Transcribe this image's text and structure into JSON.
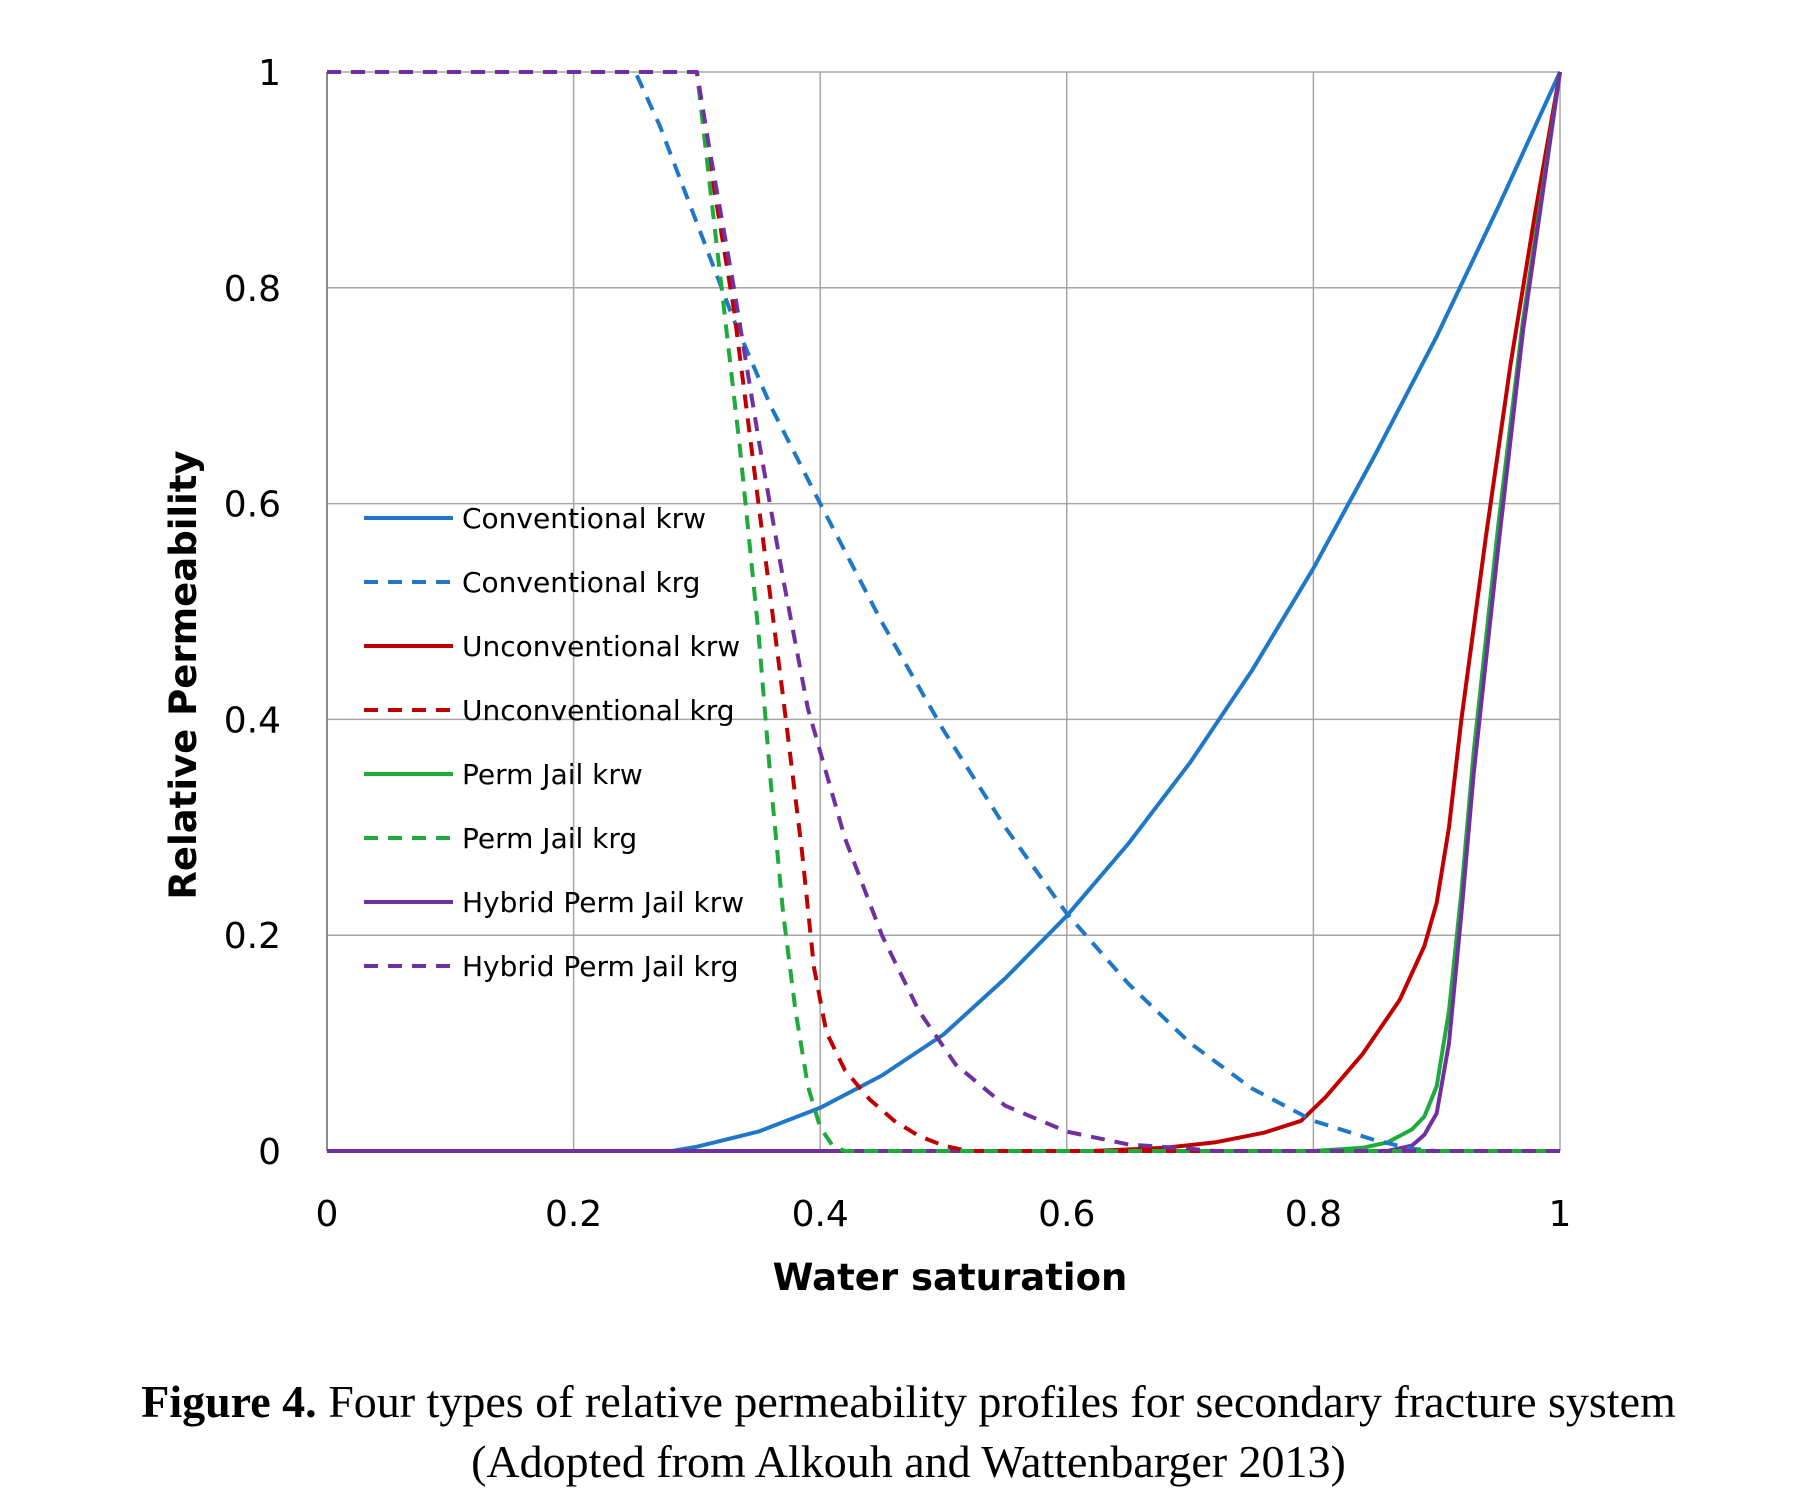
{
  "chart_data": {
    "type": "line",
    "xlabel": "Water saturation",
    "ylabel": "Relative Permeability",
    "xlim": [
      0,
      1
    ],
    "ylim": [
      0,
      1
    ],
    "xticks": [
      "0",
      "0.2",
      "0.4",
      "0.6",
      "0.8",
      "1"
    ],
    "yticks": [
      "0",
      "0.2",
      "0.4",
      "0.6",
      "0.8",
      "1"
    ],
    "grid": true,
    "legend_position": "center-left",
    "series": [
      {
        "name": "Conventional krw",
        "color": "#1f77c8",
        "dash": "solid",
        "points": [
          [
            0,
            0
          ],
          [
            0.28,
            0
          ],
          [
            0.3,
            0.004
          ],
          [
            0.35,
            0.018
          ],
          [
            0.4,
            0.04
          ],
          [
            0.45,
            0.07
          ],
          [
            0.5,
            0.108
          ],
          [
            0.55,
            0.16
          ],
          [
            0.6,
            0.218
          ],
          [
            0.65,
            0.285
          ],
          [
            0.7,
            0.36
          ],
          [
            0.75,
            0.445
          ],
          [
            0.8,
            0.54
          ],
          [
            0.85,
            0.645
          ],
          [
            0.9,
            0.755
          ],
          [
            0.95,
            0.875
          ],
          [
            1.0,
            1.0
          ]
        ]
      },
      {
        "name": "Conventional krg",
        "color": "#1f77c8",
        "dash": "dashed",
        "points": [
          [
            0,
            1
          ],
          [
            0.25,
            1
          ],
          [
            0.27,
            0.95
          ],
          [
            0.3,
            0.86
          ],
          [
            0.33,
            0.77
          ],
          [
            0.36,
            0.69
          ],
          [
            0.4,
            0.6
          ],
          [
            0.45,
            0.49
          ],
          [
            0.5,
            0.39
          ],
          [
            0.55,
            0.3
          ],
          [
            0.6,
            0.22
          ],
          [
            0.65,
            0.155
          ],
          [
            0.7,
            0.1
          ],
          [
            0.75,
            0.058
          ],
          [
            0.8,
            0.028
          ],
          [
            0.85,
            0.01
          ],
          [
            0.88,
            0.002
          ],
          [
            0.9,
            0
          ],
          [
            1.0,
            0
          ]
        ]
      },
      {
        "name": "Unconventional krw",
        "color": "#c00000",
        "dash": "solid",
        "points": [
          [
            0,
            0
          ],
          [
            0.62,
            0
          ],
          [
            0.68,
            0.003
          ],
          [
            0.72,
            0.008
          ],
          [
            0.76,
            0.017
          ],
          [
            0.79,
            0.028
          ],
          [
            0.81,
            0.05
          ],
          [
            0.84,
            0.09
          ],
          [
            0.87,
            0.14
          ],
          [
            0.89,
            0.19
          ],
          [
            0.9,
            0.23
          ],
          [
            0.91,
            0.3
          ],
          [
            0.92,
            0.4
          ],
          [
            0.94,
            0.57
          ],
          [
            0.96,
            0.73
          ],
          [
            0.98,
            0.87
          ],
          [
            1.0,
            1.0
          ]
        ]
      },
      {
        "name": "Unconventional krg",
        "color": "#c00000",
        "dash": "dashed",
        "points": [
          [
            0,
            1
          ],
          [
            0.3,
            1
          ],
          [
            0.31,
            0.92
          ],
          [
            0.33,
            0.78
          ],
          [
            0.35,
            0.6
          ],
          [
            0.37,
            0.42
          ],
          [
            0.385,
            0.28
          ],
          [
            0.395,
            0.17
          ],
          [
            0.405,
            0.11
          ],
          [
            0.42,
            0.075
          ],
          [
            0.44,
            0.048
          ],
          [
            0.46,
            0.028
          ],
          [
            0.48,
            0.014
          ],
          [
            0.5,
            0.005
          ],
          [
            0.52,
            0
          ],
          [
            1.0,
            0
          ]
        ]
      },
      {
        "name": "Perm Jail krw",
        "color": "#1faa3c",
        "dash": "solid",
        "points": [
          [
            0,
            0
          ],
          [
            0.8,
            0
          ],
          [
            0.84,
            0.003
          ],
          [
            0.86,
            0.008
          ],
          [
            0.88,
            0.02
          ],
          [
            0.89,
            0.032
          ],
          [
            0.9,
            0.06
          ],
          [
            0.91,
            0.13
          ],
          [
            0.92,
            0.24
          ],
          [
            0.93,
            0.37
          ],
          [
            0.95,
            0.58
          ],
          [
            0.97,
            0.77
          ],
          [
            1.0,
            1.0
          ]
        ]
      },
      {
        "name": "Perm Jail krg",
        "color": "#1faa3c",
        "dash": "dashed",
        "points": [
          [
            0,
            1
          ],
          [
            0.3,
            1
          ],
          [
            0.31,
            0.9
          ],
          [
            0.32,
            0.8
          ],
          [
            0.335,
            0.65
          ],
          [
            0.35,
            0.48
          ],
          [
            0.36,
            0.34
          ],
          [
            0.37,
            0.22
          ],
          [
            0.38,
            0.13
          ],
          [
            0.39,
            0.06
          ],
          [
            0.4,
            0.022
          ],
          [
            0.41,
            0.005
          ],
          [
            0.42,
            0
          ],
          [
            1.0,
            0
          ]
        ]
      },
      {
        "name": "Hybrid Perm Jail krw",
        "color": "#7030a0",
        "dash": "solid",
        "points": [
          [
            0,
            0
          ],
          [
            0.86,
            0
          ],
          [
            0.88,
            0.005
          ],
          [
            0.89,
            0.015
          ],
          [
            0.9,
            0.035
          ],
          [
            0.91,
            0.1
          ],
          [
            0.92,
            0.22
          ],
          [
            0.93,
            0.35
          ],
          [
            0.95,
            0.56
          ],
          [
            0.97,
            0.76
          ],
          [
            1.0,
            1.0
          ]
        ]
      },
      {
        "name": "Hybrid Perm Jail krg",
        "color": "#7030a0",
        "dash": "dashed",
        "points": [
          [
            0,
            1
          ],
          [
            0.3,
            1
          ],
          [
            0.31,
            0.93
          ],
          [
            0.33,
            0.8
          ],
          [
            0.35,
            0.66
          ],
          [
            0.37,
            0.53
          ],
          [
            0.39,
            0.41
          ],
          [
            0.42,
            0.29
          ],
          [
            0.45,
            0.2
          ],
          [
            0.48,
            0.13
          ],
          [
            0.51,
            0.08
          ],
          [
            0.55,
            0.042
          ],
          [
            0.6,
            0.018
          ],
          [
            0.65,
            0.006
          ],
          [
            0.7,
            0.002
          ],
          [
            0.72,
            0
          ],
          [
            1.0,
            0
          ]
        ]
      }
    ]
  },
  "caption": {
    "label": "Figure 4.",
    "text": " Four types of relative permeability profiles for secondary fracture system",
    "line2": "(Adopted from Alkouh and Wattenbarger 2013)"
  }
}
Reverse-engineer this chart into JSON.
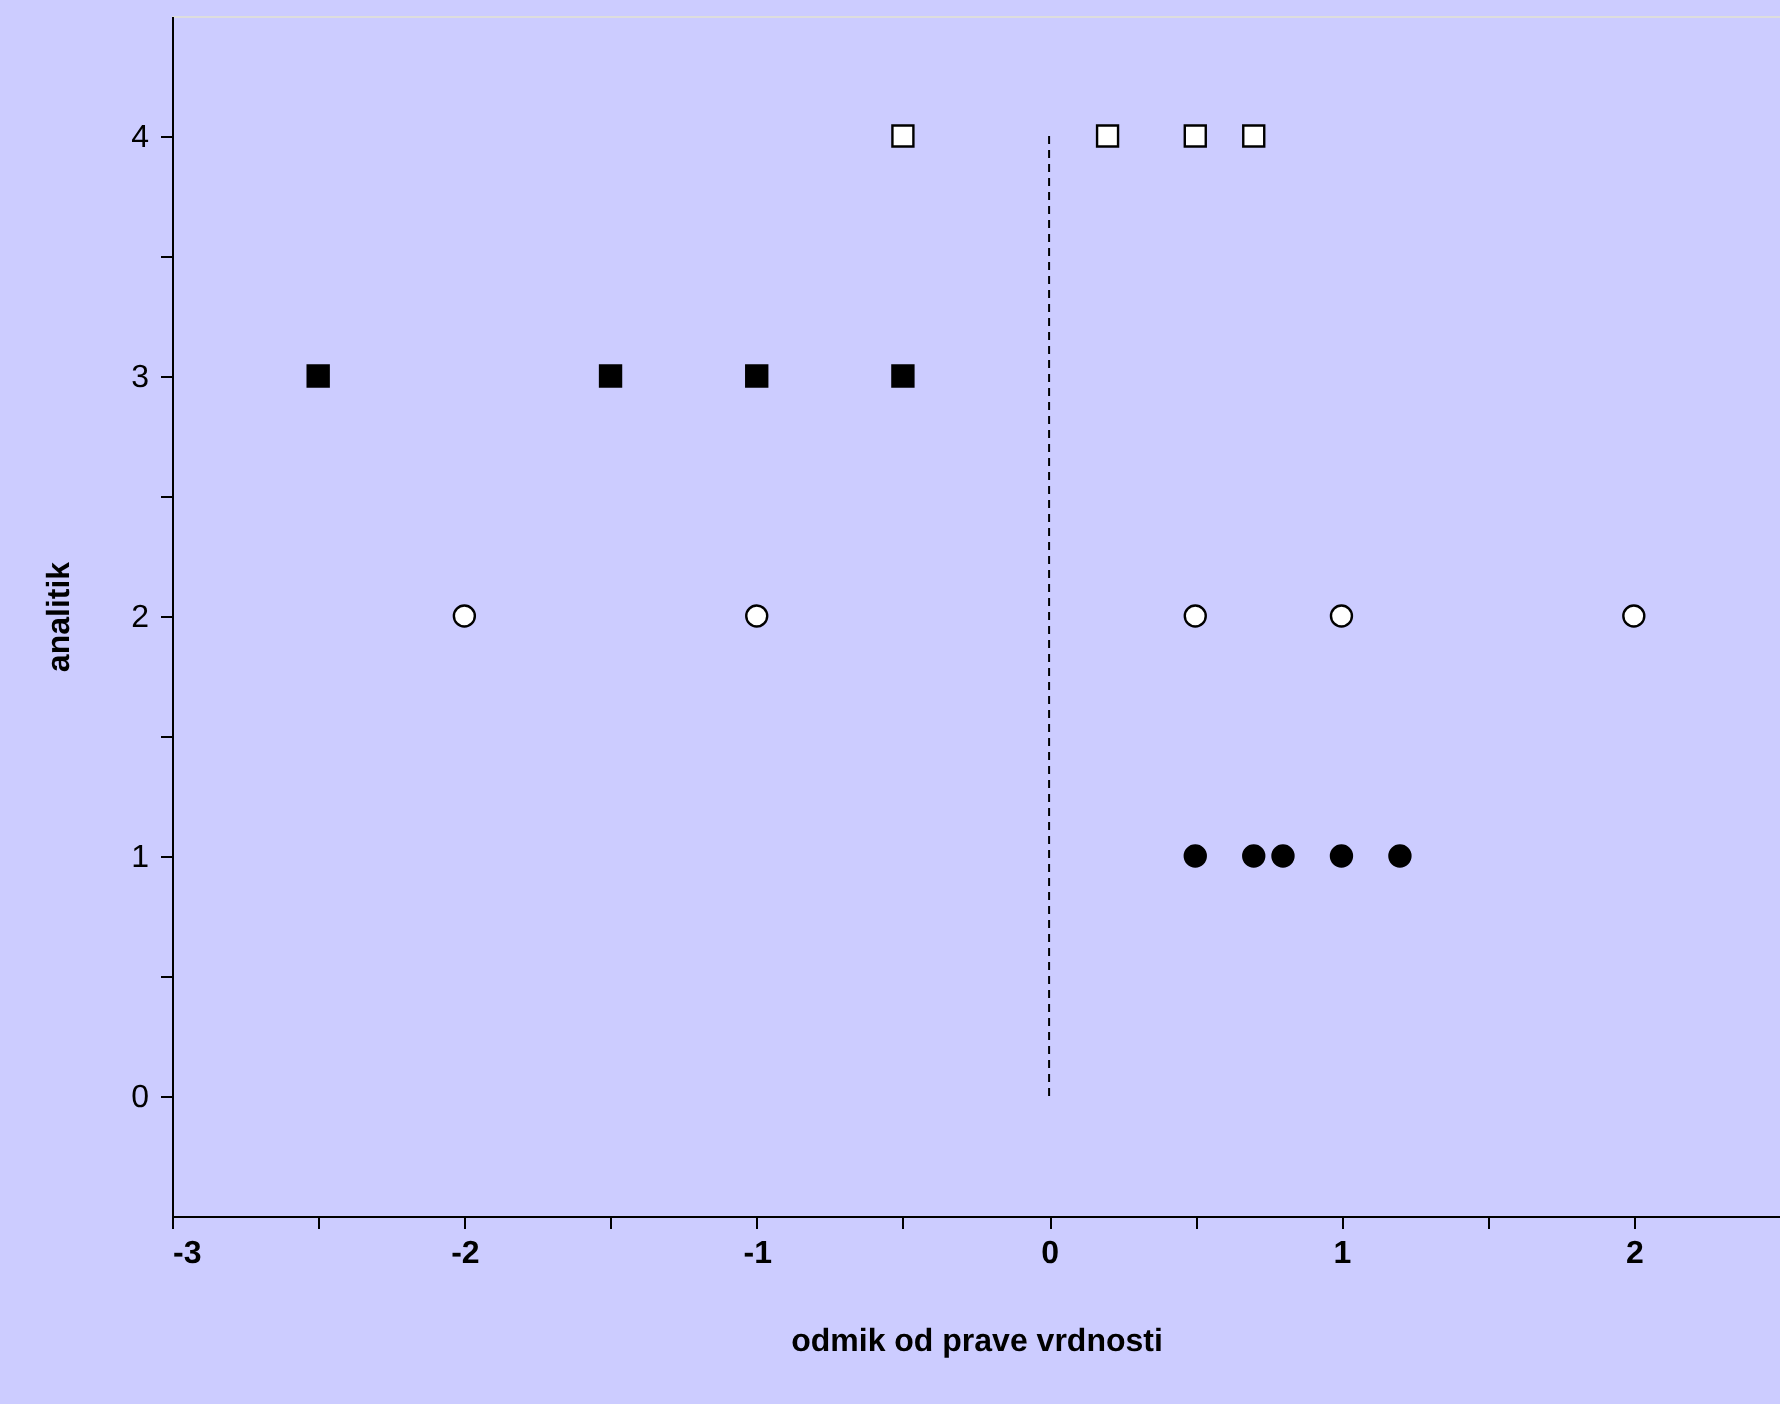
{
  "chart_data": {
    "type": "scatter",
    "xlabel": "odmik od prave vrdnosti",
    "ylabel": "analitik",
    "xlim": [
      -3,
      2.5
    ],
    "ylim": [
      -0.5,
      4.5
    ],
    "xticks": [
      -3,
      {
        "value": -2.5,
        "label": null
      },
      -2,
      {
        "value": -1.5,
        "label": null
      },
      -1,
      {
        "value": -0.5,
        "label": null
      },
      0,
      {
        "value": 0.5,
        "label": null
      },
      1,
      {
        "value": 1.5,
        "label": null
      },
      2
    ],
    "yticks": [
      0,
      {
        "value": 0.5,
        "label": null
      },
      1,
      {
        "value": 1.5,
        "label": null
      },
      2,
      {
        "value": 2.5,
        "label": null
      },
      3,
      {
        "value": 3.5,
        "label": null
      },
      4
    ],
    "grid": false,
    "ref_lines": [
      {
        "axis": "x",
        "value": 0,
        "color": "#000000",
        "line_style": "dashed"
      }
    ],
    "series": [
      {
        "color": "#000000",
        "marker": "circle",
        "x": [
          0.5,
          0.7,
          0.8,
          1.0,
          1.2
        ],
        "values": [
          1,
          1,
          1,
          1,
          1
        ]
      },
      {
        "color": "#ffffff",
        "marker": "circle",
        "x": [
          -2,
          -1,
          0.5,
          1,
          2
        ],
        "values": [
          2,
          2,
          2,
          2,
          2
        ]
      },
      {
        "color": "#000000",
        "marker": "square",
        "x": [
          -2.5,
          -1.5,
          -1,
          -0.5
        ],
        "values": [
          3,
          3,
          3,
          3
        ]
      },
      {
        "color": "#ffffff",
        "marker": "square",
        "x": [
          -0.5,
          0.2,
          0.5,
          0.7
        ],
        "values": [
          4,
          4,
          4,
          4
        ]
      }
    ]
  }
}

--

Take every line from the data that contains the word "this".

EXPECTED ANSWER:
Transcribe this image's text and structure into JSON.
Reverse-engineer this chart into JSON.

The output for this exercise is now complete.